Bloc de texte:
——————————

Si l’IPS est inférieur à 0,5, la compression est contre-indiquée dans les ulcères mixtes.
(1) “Prise en charge de l’ulcère de jambe à prédominance veineuse hors pansement”, Recommandations de la HAS, juin 2006.
(2) “Prise en charge et traitement des ulcères artériels”, Société française et francophone des plaies et cicatrisations.
Professeur Patrick Carpentier, chef de pôle pluridisciplinaire de médecine et coordonnateur de l’unité de médecine vasculaire du CHU de Grenoble (38)
« Environ 10 % des personnes de 50 ans et 20-25 % des personnes de 70-80 ans ont une artériopathie. Parmi les personnes qui ont un ulcère veineux et parmi celles qui ont un pied diabétique, certaines ont une artériopathie dont il faut tenir compte dans le traitement. Idem pour les personnes âgées avec escarre. Avec un IPS à 0,8, l’artérite n’est pas responsable, mais avec un IPS à 0,6 ou 0,5, l’artériopathie est assez sévère pour contribuer à la constitution de l’escarre, de l’ulcère ou du mal plantaire. Il est important de dépister mais aussi d’évaluer la sévérité de l’artériopathie. Sachant que, chez le diabétique, le diagnostic peut être plus compliqué à cause des artères calcifiées. Un mal perforant mixte, neuropathie diabétique et insuffisance artérielle, est plus difficile à cicatriser. »

——————————

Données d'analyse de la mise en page
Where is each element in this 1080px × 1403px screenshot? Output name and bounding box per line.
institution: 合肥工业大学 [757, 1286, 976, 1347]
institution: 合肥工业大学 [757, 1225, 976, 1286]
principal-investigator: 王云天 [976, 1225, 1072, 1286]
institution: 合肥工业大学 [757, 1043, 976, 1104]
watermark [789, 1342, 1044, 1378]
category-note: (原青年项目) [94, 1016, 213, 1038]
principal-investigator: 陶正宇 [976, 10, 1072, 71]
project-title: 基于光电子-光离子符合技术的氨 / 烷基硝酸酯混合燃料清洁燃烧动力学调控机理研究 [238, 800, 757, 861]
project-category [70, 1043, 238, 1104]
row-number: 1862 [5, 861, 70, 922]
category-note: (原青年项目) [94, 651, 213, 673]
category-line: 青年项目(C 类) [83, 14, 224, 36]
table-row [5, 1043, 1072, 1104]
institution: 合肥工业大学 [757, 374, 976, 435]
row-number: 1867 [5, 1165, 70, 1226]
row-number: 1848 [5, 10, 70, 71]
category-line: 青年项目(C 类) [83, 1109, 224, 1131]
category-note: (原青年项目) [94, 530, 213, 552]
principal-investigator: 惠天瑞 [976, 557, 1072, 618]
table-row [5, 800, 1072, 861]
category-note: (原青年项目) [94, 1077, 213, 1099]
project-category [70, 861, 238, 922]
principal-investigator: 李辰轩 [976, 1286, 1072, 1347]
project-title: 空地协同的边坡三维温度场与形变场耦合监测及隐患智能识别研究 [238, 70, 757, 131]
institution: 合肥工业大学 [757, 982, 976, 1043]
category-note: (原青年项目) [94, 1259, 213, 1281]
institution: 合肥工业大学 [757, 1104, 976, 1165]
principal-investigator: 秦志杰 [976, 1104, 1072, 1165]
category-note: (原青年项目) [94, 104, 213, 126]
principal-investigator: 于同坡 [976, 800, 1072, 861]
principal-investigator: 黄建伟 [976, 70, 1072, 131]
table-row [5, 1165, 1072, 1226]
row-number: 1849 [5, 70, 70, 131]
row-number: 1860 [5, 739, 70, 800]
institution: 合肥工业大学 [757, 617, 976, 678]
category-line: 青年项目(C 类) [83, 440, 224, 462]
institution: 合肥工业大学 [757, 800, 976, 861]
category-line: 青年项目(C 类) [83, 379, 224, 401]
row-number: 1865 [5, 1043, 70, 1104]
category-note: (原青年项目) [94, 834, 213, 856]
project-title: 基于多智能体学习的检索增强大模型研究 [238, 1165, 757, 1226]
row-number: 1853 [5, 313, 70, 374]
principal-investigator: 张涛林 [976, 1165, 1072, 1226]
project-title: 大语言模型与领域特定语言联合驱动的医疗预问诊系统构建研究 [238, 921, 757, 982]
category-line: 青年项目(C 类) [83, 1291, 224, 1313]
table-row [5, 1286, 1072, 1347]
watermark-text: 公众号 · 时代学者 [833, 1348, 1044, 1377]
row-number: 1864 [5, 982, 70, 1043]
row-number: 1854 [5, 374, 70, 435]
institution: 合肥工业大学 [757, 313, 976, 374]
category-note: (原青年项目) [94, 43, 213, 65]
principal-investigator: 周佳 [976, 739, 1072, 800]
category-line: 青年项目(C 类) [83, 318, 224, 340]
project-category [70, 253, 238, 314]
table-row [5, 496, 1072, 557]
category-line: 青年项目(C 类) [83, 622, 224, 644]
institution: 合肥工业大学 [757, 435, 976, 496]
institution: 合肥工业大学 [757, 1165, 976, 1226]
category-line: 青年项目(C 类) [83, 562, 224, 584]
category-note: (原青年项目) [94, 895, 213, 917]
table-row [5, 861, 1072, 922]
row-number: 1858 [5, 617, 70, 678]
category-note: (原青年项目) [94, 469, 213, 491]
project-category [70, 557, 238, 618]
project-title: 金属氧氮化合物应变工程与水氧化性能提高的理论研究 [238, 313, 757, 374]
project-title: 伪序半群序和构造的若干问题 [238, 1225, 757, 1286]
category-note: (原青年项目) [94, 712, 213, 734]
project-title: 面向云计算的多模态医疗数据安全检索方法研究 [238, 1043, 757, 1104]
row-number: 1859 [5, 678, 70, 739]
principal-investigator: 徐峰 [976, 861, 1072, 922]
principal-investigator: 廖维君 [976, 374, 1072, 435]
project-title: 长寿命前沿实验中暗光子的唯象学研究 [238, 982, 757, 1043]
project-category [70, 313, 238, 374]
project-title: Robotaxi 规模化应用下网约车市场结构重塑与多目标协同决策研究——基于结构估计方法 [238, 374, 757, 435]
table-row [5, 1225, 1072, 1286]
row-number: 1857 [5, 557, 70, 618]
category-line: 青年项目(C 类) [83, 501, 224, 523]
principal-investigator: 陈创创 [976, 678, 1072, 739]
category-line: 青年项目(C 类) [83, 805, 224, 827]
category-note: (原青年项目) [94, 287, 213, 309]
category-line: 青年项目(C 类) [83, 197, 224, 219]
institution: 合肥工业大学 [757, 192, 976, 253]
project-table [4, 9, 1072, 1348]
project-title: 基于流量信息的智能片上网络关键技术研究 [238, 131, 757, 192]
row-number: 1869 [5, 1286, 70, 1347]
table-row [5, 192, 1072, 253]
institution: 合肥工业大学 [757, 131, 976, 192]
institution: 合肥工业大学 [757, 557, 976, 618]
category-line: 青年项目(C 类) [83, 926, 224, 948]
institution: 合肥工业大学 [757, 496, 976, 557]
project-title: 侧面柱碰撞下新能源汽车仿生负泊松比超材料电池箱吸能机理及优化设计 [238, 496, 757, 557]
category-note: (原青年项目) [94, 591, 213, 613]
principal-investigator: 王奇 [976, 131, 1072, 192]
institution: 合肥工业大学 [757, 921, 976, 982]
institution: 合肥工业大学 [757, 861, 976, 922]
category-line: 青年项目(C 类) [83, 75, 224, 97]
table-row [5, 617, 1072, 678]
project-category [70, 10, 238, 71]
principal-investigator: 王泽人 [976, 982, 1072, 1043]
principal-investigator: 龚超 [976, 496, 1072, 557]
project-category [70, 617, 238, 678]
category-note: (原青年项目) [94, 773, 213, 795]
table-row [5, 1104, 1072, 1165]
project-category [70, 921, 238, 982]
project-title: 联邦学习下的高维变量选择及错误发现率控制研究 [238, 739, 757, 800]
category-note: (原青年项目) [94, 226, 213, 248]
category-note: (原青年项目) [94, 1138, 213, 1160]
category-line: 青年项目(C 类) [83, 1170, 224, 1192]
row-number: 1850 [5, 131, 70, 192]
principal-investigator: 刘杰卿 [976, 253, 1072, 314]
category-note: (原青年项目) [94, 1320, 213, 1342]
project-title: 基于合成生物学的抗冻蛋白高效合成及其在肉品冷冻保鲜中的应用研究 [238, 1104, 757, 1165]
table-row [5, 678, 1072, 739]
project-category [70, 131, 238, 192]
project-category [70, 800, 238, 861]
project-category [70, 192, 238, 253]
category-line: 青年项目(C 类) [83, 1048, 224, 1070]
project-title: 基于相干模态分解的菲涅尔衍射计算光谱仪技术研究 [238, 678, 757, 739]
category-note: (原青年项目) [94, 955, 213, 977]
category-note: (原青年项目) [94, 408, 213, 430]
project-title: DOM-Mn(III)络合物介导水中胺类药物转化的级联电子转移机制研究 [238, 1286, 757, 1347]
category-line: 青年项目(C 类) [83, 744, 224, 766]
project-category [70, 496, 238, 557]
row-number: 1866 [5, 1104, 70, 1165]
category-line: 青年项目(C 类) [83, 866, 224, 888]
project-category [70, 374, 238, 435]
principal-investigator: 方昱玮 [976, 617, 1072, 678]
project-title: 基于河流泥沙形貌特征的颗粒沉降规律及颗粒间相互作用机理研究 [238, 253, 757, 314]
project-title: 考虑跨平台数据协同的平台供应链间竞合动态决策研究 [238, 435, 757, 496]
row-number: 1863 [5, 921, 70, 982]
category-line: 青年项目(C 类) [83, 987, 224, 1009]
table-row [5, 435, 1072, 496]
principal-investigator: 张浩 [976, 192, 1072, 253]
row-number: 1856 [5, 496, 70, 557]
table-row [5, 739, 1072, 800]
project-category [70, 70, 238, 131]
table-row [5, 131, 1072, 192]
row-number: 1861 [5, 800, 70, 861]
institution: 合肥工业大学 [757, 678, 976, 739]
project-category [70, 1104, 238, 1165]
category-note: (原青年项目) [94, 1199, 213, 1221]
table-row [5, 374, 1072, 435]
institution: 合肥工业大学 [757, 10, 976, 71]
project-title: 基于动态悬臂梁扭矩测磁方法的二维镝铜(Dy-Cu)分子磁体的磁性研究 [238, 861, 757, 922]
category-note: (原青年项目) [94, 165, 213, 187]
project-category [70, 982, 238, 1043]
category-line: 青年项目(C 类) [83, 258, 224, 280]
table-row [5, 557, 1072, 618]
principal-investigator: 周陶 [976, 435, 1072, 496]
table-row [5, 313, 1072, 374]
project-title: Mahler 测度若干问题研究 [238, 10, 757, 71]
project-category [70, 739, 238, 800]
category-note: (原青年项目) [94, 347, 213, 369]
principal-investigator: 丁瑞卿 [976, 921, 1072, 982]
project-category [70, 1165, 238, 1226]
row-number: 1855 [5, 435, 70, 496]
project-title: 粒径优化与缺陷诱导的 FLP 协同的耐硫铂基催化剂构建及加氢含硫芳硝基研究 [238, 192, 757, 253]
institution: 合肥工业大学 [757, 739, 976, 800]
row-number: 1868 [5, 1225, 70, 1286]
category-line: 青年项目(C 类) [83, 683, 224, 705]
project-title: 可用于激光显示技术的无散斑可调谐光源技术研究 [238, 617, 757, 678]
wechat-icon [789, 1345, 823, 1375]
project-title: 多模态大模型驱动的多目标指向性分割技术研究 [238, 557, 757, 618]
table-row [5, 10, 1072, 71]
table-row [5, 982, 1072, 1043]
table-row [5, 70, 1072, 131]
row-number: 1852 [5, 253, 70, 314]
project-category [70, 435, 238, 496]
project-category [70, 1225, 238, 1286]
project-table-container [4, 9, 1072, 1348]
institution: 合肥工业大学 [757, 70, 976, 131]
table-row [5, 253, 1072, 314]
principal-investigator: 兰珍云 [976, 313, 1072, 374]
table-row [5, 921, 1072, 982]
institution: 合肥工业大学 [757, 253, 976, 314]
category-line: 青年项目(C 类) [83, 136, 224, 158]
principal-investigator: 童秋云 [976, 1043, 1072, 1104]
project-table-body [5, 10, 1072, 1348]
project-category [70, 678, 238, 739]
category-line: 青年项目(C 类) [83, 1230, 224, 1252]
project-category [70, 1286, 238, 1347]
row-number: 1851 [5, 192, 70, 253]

——————————

Questions:
1. D'après le texte sur l'artériopathie, quelle proportion des personnes de 50 ans est atteinte d'une artériopathie ?
2. Expliquez, en vous appuyant sur le texte sur l'artériopathie, pourquoi le diagnostic peut être plus compliqué chez le diabétique.
3. Reproduisez fidèlement le passage du texte sur l'artériopathie qui commence par les mots contenant « Si l’IPS est » et se termine par « plaies et cicatrisations. ».

Corrigé des exercices:
1. Environ 10 % des personnes de 50 ans.

2. Chez le diabétique, le diagnostic peut être plus compliqué à cause des artères calcifiées.

3.
Si l’IPS est inférieur à 0,5, la compression est contre-indiquée dans les ulcères mixtes.
(1) “Prise en charge de l’ulcère de jambe à prédominance veineuse hors pansement”, Recommandations de la HAS, juin 2006.
(2) “Prise en charge et traitement des ulcères artériels”, Société française et francophone des plaies et cicatrisations.